## Task to carry out
Return every line of the records below verbatim, with no pictures in the copy.

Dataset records
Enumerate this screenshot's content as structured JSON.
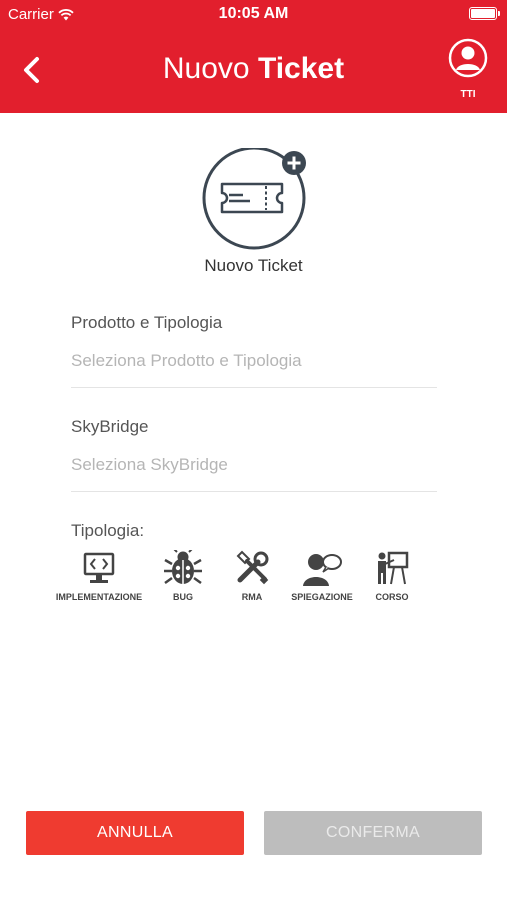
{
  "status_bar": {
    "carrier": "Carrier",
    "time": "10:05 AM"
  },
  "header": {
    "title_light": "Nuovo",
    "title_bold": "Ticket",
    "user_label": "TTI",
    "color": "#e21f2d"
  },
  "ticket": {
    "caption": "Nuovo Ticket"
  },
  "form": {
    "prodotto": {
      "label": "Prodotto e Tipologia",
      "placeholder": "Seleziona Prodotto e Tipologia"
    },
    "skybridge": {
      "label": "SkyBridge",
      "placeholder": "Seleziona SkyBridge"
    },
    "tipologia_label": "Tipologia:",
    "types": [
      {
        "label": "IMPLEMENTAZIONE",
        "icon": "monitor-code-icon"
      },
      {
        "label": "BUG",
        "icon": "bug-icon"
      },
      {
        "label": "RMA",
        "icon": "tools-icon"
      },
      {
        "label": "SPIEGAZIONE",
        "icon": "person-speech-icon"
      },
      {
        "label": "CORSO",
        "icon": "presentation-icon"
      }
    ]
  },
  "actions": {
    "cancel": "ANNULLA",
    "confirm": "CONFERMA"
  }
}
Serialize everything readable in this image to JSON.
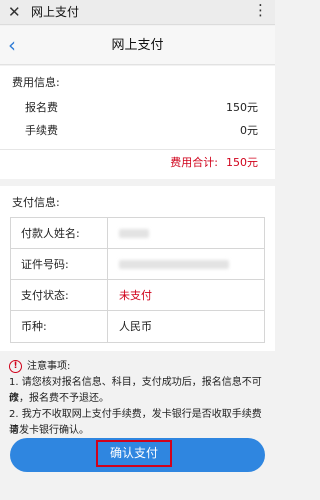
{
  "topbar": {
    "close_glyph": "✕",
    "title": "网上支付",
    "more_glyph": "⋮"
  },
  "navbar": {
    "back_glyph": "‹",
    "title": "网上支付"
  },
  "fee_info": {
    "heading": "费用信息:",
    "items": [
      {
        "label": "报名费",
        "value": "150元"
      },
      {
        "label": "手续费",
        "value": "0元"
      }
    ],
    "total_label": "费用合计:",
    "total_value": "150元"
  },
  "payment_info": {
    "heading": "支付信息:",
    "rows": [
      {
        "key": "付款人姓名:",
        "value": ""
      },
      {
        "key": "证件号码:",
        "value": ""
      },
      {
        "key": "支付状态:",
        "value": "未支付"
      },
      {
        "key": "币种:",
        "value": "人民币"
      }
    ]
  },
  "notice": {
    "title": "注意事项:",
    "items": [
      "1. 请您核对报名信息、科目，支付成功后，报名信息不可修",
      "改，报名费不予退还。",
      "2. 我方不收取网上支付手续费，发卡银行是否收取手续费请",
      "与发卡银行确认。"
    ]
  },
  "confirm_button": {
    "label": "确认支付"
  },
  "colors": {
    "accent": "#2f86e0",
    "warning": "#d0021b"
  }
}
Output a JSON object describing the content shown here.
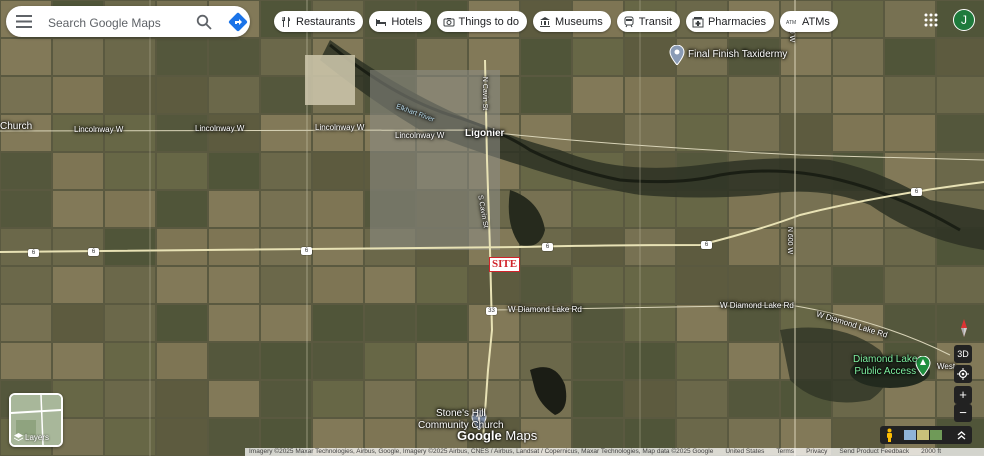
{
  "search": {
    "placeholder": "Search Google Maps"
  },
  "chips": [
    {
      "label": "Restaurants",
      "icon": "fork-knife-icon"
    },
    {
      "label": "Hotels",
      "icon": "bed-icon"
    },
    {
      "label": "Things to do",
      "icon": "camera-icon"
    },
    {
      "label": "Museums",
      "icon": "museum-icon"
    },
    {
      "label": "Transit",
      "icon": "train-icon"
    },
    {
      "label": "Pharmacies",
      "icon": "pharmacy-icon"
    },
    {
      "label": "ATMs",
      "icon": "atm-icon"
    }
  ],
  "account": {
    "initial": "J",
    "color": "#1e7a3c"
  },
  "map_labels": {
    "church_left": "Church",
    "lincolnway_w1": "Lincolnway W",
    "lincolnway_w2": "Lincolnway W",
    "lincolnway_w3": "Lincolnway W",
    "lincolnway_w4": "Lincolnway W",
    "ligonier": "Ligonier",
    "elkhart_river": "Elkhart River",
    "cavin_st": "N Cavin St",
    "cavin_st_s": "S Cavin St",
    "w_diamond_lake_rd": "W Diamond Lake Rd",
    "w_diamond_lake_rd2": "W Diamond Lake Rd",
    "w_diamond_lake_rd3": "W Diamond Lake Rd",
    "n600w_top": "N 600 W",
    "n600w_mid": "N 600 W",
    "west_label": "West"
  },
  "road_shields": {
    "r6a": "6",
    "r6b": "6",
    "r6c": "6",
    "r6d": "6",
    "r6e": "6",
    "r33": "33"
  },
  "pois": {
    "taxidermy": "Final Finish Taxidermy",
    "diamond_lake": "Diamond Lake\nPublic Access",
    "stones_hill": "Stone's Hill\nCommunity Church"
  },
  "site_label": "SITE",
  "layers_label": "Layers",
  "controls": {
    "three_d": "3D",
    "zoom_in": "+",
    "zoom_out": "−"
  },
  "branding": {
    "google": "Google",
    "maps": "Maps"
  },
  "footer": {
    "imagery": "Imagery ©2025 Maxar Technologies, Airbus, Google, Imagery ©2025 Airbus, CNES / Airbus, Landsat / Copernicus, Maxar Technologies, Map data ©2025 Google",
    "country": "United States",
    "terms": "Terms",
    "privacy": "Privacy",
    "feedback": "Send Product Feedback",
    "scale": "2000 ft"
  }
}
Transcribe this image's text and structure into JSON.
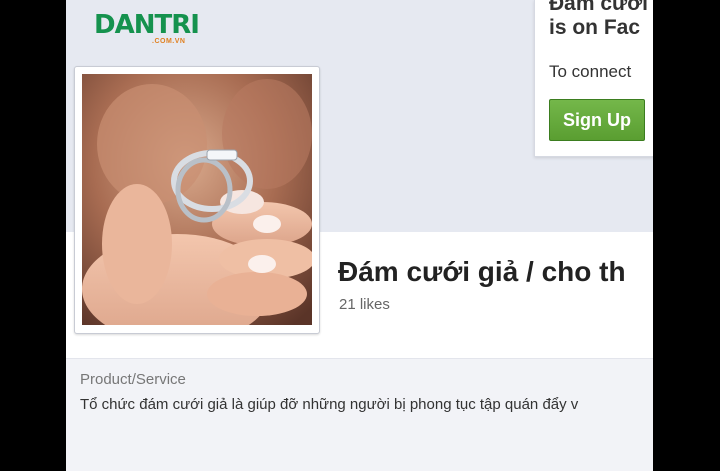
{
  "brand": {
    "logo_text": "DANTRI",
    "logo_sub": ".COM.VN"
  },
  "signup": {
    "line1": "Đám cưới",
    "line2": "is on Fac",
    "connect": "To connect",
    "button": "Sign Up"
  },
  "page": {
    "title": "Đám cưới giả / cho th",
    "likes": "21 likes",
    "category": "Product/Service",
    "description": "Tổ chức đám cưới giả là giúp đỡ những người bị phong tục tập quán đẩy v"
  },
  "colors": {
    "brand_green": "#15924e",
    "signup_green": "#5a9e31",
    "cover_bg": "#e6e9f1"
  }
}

## Response to the exercise
Enumerate this screenshot's content as structured JSON.
{
  "status_bar": {
    "carrier": "Carrier",
    "time": "10:05 AM"
  },
  "header": {
    "title_light": "Nuovo",
    "title_bold": "Ticket",
    "user_label": "TTI",
    "color": "#e21f2d"
  },
  "ticket": {
    "caption": "Nuovo Ticket"
  },
  "form": {
    "prodotto": {
      "label": "Prodotto e Tipologia",
      "placeholder": "Seleziona Prodotto e Tipologia"
    },
    "skybridge": {
      "label": "SkyBridge",
      "placeholder": "Seleziona SkyBridge"
    },
    "tipologia_label": "Tipologia:",
    "types": [
      {
        "label": "IMPLEMENTAZIONE",
        "icon": "monitor-code-icon"
      },
      {
        "label": "BUG",
        "icon": "bug-icon"
      },
      {
        "label": "RMA",
        "icon": "tools-icon"
      },
      {
        "label": "SPIEGAZIONE",
        "icon": "person-speech-icon"
      },
      {
        "label": "CORSO",
        "icon": "presentation-icon"
      }
    ]
  },
  "actions": {
    "cancel": "ANNULLA",
    "confirm": "CONFERMA"
  }
}
Serialize everything readable in this image to JSON.
{
  "topbar": {
    "close_glyph": "✕",
    "title": "网上支付",
    "more_glyph": "⋮"
  },
  "navbar": {
    "back_glyph": "‹",
    "title": "网上支付"
  },
  "fee_info": {
    "heading": "费用信息:",
    "items": [
      {
        "label": "报名费",
        "value": "150元"
      },
      {
        "label": "手续费",
        "value": "0元"
      }
    ],
    "total_label": "费用合计:",
    "total_value": "150元"
  },
  "payment_info": {
    "heading": "支付信息:",
    "rows": [
      {
        "key": "付款人姓名:",
        "value": ""
      },
      {
        "key": "证件号码:",
        "value": ""
      },
      {
        "key": "支付状态:",
        "value": "未支付"
      },
      {
        "key": "币种:",
        "value": "人民币"
      }
    ]
  },
  "notice": {
    "title": "注意事项:",
    "items": [
      "1. 请您核对报名信息、科目，支付成功后，报名信息不可修",
      "改，报名费不予退还。",
      "2. 我方不收取网上支付手续费，发卡银行是否收取手续费请",
      "与发卡银行确认。"
    ]
  },
  "confirm_button": {
    "label": "确认支付"
  },
  "colors": {
    "accent": "#2f86e0",
    "warning": "#d0021b"
  }
}
Output a JSON object describing the content shown here.
{
  "search": {
    "placeholder": "Search Google Maps"
  },
  "chips": [
    {
      "label": "Restaurants",
      "icon": "fork-knife-icon"
    },
    {
      "label": "Hotels",
      "icon": "bed-icon"
    },
    {
      "label": "Things to do",
      "icon": "camera-icon"
    },
    {
      "label": "Museums",
      "icon": "museum-icon"
    },
    {
      "label": "Transit",
      "icon": "train-icon"
    },
    {
      "label": "Pharmacies",
      "icon": "pharmacy-icon"
    },
    {
      "label": "ATMs",
      "icon": "atm-icon"
    }
  ],
  "account": {
    "initial": "J",
    "color": "#1e7a3c"
  },
  "map_labels": {
    "church_left": "Church",
    "lincolnway_w1": "Lincolnway W",
    "lincolnway_w2": "Lincolnway W",
    "lincolnway_w3": "Lincolnway W",
    "lincolnway_w4": "Lincolnway W",
    "ligonier": "Ligonier",
    "elkhart_river": "Elkhart River",
    "cavin_st": "N Cavin St",
    "cavin_st_s": "S Cavin St",
    "w_diamond_lake_rd": "W Diamond Lake Rd",
    "w_diamond_lake_rd2": "W Diamond Lake Rd",
    "w_diamond_lake_rd3": "W Diamond Lake Rd",
    "n600w_top": "N 600 W",
    "n600w_mid": "N 600 W",
    "west_label": "West"
  },
  "road_shields": {
    "r6a": "6",
    "r6b": "6",
    "r6c": "6",
    "r6d": "6",
    "r6e": "6",
    "r33": "33"
  },
  "pois": {
    "taxidermy": "Final Finish Taxidermy",
    "diamond_lake": "Diamond Lake\nPublic Access",
    "stones_hill": "Stone's Hill\nCommunity Church"
  },
  "site_label": "SITE",
  "layers_label": "Layers",
  "controls": {
    "three_d": "3D",
    "zoom_in": "+",
    "zoom_out": "−"
  },
  "branding": {
    "google": "Google",
    "maps": "Maps"
  },
  "footer": {
    "imagery": "Imagery ©2025 Maxar Technologies, Airbus, Google, Imagery ©2025 Airbus, CNES / Airbus, Landsat / Copernicus, Maxar Technologies, Map data ©2025 Google",
    "country": "United States",
    "terms": "Terms",
    "privacy": "Privacy",
    "feedback": "Send Product Feedback",
    "scale": "2000 ft"
  }
}
Transcribe this image's text and structure into JSON.
{
  "brand": {
    "logo_text": "DANTRI",
    "logo_sub": ".COM.VN"
  },
  "signup": {
    "line1": "Đám cưới",
    "line2": "is on Fac",
    "connect": "To connect",
    "button": "Sign Up"
  },
  "page": {
    "title": "Đám cưới giả / cho th",
    "likes": "21 likes",
    "category": "Product/Service",
    "description": "Tổ chức đám cưới giả là giúp đỡ những người bị phong tục tập quán đẩy v"
  },
  "colors": {
    "brand_green": "#15924e",
    "signup_green": "#5a9e31",
    "cover_bg": "#e6e9f1"
  }
}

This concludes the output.